Séance du 16 novembre 1999
CONVENTION FISCALE
AVEC LE KAZAKHSTAN
Adoption d'un projet de loi
M. le président.
L'ordre du jour appelle la discussion du projet de loi (n° 481, 1998-1999)
autorisant l'approbation de la convention entre le Gouvernement de la
République française et le Gouvernement de la République du Kazakhstan en vue
d'éviter les doubles impositions et de prévenir l'évasion et la fraude fiscales
en matière d'impôts sur le revenu et la fortune. [Rapport n° 59
(1999-2000).]
Dans la discussion générale, la parole est à M. le ministre.
M. Charles Josselin,
ministre délégué à la coopération et à la francophonie.
Monsieur le
président, monsieur le rapporteur, mesdames, messieurs les sénateurs, la
convention conclue à Paris le 3 février 1998 entre la France et le Kazakhstan,
et qui est soumise aujourd'hui à votre approbation, est appelée à combler un
vide juridique en succédant à la convention franco-soviétique du 4 octobre 1985
en matière d'impôts sur le revenu, qui a été dénoncée par le Kazakhstan à la
fin de l'année 1994.

■ DONNÉES FOURNIES

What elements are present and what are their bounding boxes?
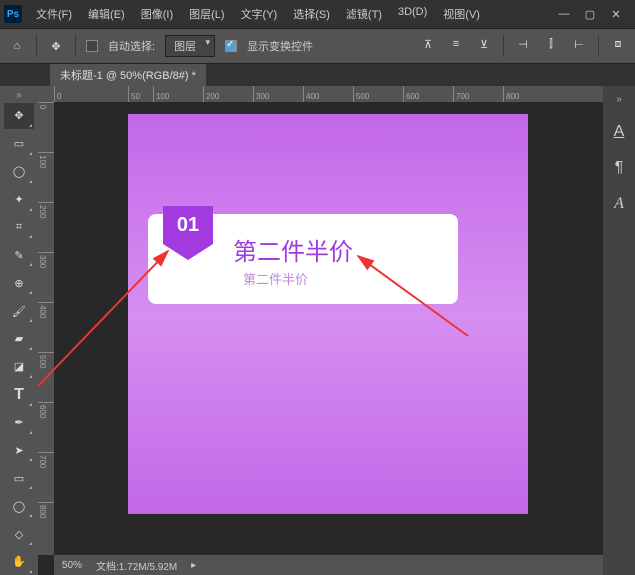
align-bottom-icon[interactable]: ⊻ [475,35,493,53]
close-button[interactable]: ✕ [609,8,623,21]
eraser-tool[interactable]: ◪ [4,354,34,380]
menu-layer[interactable]: 图层(L) [183,2,230,26]
home-icon[interactable]: ⌂ [8,37,26,55]
document-tab[interactable]: 未标题-1 @ 50%(RGB/8#) * [50,64,206,86]
zoom-level[interactable]: 50% [62,560,82,571]
auto-select-label: 自动选择: [108,38,155,54]
path-select-tool[interactable]: ➤ [4,438,34,464]
ruler-tick: 100 [153,86,203,102]
magic-wand-tool[interactable]: ✦ [4,187,34,213]
ruler-tick: 100 [38,152,54,202]
align-hcenter-icon[interactable]: ⫿ [542,35,560,53]
status-bar: 50% 文档:1.72M/5.92M ▸ [54,555,603,575]
separator [503,35,504,57]
stamp-tool[interactable]: ▰ [4,326,34,352]
menu-image[interactable]: 图像(I) [135,2,179,26]
3d-mode-icon[interactable]: ⧈ [609,35,627,53]
ruler-tick: 500 [353,86,403,102]
menu-type[interactable]: 文字(Y) [235,2,284,26]
main-menu: 文件(F) 编辑(E) 图像(I) 图层(L) 文字(Y) 选择(S) 滤镜(T… [30,2,486,26]
badge-number: 01 [163,206,213,244]
ruler-tick: 0 [38,102,54,152]
show-transform-checkbox[interactable] [225,40,237,52]
hand-tool[interactable]: ✋ [4,549,34,575]
canvas-viewport: 0 50 100 200 300 400 500 600 700 800 0 1… [38,86,603,575]
glyphs-panel-icon[interactable]: A [614,195,624,213]
ruler-tick: 0 [54,86,128,102]
move-icon[interactable]: ✥ [47,37,65,55]
show-transform-label: 显示变换控件 [247,38,313,54]
ruler-tick: 800 [38,502,54,552]
ruler-corner [38,86,54,102]
align-tools: ⊼ ≡ ⊻ ⊣ ⫿ ⊢ ⧈ [419,35,627,57]
ruler-tick: 300 [38,252,54,302]
card-title: 第二件半价 [233,232,353,267]
ruler-tick: 600 [38,402,54,452]
marquee-tool[interactable]: ▭ [4,131,34,157]
align-right-icon[interactable]: ⊢ [570,35,588,53]
lasso-tool[interactable]: ◯ [4,159,34,185]
ruler-tick: 400 [38,302,54,352]
crop-tool[interactable]: ⌗ [4,215,34,241]
align-top-icon[interactable]: ⊼ [419,35,437,53]
minimize-button[interactable]: — [557,8,571,21]
expand-right-icon[interactable]: » [616,94,622,105]
titlebar: Ps 文件(F) 编辑(E) 图像(I) 图层(L) 文字(Y) 选择(S) 滤… [0,0,635,28]
auto-select-dropdown[interactable]: 图层 [165,35,215,57]
align-vcenter-icon[interactable]: ≡ [447,35,465,53]
ruler-tick: 500 [38,352,54,402]
ruler-tick: 50 [128,86,153,102]
document-bar: 未标题-1 @ 50%(RGB/8#) * [0,64,635,86]
promo-card: 01 第二件半价 第二件半价 [148,214,458,304]
ruler-horizontal[interactable]: 0 50 100 200 300 400 500 600 700 800 [54,86,603,102]
rectangle-tool[interactable]: ▭ [4,465,34,491]
align-left-icon[interactable]: ⊣ [514,35,532,53]
brush-tool[interactable]: 🖌 [4,298,34,324]
auto-select-checkbox[interactable] [86,40,98,52]
ruler-tick: 200 [38,202,54,252]
menu-select[interactable]: 选择(S) [287,2,336,26]
ruler-tick: 700 [453,86,503,102]
menu-view[interactable]: 视图(V) [437,2,486,26]
healing-tool[interactable]: ⊕ [4,270,34,296]
tool-palette: » ✥ ▭ ◯ ✦ ⌗ ✎ ⊕ 🖌 ▰ ◪ T ✒ ➤ ▭ ◯ ◇ ✋ [0,86,38,575]
options-bar: ⌂ ✥ 自动选择: 图层 显示变换控件 ⊼ ≡ ⊻ ⊣ ⫿ ⊢ ⧈ [0,28,635,64]
ruler-vertical[interactable]: 0 100 200 300 400 500 600 700 800 [38,102,54,555]
right-panel: » A ¶ A [603,86,635,575]
ruler-tick: 600 [403,86,453,102]
main-area: » ✥ ▭ ◯ ✦ ⌗ ✎ ⊕ 🖌 ▰ ◪ T ✒ ➤ ▭ ◯ ◇ ✋ 0 50… [0,86,635,575]
character-panel-icon[interactable]: A [614,123,625,141]
menu-edit[interactable]: 编辑(E) [82,2,131,26]
card-subtitle: 第二件半价 [243,269,308,288]
move-tool[interactable]: ✥ [4,103,34,129]
menu-3d[interactable]: 3D(D) [392,2,433,26]
ruler-tick: 800 [503,86,553,102]
window-controls: — ▢ ✕ [557,8,631,21]
separator [75,35,76,57]
ruler-tick: 400 [303,86,353,102]
maximize-button[interactable]: ▢ [583,8,597,21]
doc-size: 文档:1.72M/5.92M [96,558,177,573]
document-canvas[interactable]: 01 第二件半价 第二件半价 [128,114,528,514]
separator [598,35,599,57]
separator [36,35,37,57]
pen-tool[interactable]: ✒ [4,410,34,436]
custom-shape-tool[interactable]: ◇ [4,521,34,547]
paragraph-panel-icon[interactable]: ¶ [615,159,624,177]
expand-palette-icon[interactable]: » [16,90,22,101]
status-more-icon[interactable]: ▸ [191,560,196,571]
app-logo: Ps [4,5,22,23]
ruler-tick: 700 [38,452,54,502]
type-tool[interactable]: T [4,382,34,408]
menu-filter[interactable]: 滤镜(T) [340,2,388,26]
ellipse-tool[interactable]: ◯ [4,493,34,519]
menu-file[interactable]: 文件(F) [30,2,78,26]
ruler-tick: 200 [203,86,253,102]
ruler-tick: 300 [253,86,303,102]
eyedropper-tool[interactable]: ✎ [4,242,34,268]
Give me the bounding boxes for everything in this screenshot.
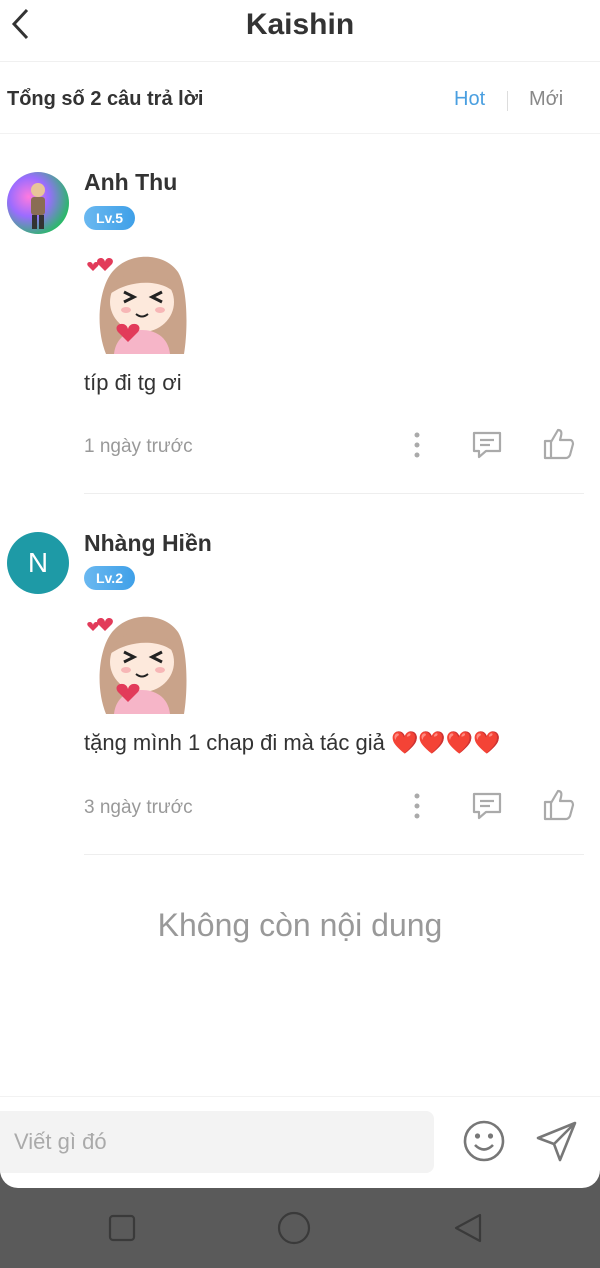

■ CONSIGNES DE TRAVAIL
1) D'après l'extrait du document, quand et où la convention entre la France et le Kazakhstan a-t-elle été conclue ?
2) Résumez en deux phrases l'extrait du document consacré à la convention fiscale avec le Kazakhstan.
3) Poursuivez l'intervention du ministre sur la convention fiscale avec le Kazakhstan après sa dernière phrase.

■ LISTE DES RÉPONSES
1) À Paris, le 3 février 1998.

2) Lors de la séance du 16 novembre 1999, l'ordre du jour appelle la discussion du projet de loi autorisant l'approbation de la convention entre la France et le Kazakhstan, qui vise à éviter les doubles impositions et à prévenir l'évasion et la fraude fiscales en matière d'impôts sur le revenu et la fortune. Le ministre délégué Charles Josselin explique que cette convention, conclue à Paris le 3 février 1998, doit combler un vide juridique en succédant à la convention franco-soviétique du 4 octobre 1985, dénoncée par le Kazakhstan à la fin de l'année 1994.

3)
La nouvelle convention, avec une entrée en vigueur rétroactive au 1er janvier
1996, permettra d'assurer la continuité du cadre juridique dans nos relations
avec cet Etat et d'éviter une double imposition fâcheuse pour nos
entreprises.
Ses dispositions vous sont déjà très largement connues puisqu'elles
respectent, pour l'essentiel, celles du modèle de convention fiscale élaboré
par l'Organisation de coopération et de développement économiques, l'OCDE, qui
inspire l'ensemble de l'activité conventionnelle en la matière.
La France s'est attachée à obtenir le même traitement que ses partenaires
occidentaux afin que nos entreprises ne soient pas placées dans une situation
concurrentielle moins favorable sur le marché kazakh.
Les taux de retenue à la source applicables par un Etat aux dividendes ont été
améliorés par rapport à la convention fiscale franco-soviétique du 4 octobre
1985.
La définition de l'établissement stable marque une concession de la part de la
France. Si la durée des chantiers est conforme au modèle de l'OCDE,
c'est-à-dire douze mois, une définition particulièrement élargie de
l'établissement stable a été acceptée pour s'aligner sur les accords obtenus
avec cet Etat par nos partenaires.
Enfin, outre le fait que cette nouvelle convention comporte des dispositions
relatives à l'impôt sur la fortune correspondant aux besoins français, elle
permet, grâce à ses dispositions relatives à l'assistance administrative, de
lutter plus efficacement contre la fraude et l'évasion fiscales entre les deux
Etats.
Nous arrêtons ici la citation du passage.